JOB
Gather up the lines that contain "positivas".

RECORDS TO PROCESS
⟨

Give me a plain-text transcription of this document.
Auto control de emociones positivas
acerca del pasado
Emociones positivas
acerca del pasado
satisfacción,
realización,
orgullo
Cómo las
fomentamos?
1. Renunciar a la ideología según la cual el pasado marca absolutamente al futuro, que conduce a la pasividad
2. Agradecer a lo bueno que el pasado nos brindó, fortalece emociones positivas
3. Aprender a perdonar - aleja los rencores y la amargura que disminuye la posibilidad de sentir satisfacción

⟩

IN RESPONSE
Auto control de emociones positivas
Emociones positivas
2. Agradecer a lo bueno que el pasado nos brindó, fortalece emociones positivas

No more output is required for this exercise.